**What is being asked**
Find the number of lines in these records where the word "frac" appears. Reply with that number and nothing more.

--- START ---

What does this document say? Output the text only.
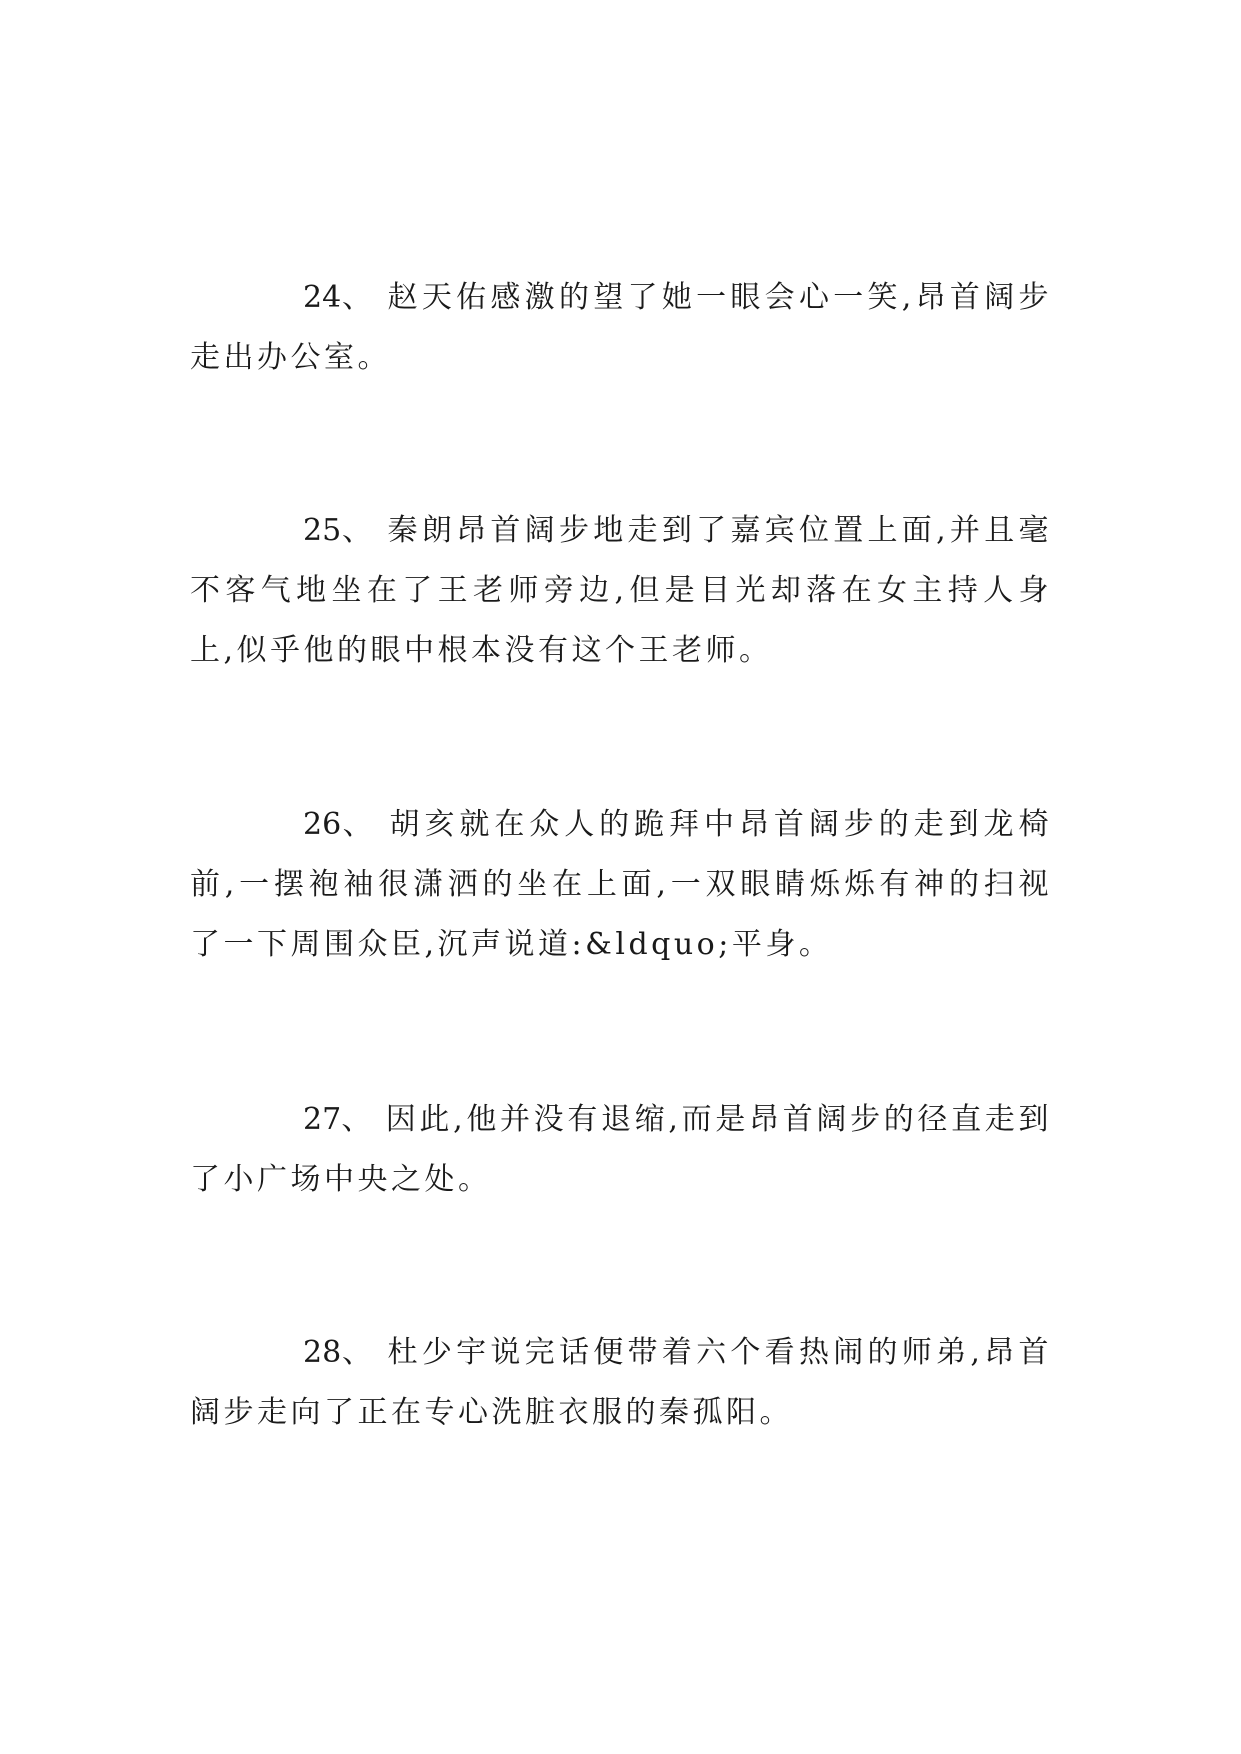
24、 赵天佑感激的望了她一眼会心一笑,昂首阔步走出办公室。

25、 秦朗昂首阔步地走到了嘉宾位置上面,并且毫不客气地坐在了王老师旁边,但是目光却落在女主持人身上,似乎他的眼中根本没有这个王老师。

26、 胡亥就在众人的跪拜中昂首阔步的走到龙椅前,一摆袍袖很潇洒的坐在上面,一双眼睛烁烁有神的扫视了一下周围众臣,沉声说道:&ldquo;平身。

27、 因此,他并没有退缩,而是昂首阔步的径直走到了小广场中央之处。

28、 杜少宇说完话便带着六个看热闹的师弟,昂首阔步走向了正在专心洗脏衣服的秦孤阳。
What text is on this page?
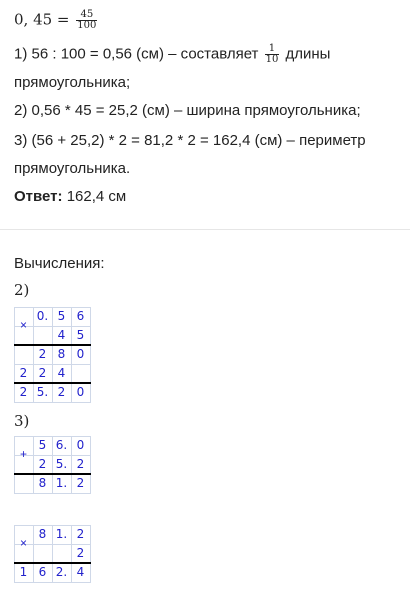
0, $45 = \frac{45}{100}$
1) 56 : 100 = 0,56 (см) – составляет $\frac{1}{10}$ длины
прямоугольника;
2) 0,56 * 45 = 25,2 (см) – ширина прямоугольника;
3) (56 + 25,2) * 2 = 81,2 * 2 = 162,4 (см) – периметр
прямоугольника.
Ответ: 162,4 см
Вычисления:
2)
×
0. 5 6
4 5
2 8 0
2 2 4
2 5. 2 0
3)
+
5 6. 0
2 5. 2
8 1. 2
×
8 1. 2
2
1 6 2. 4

--- END ---

**The solution**
2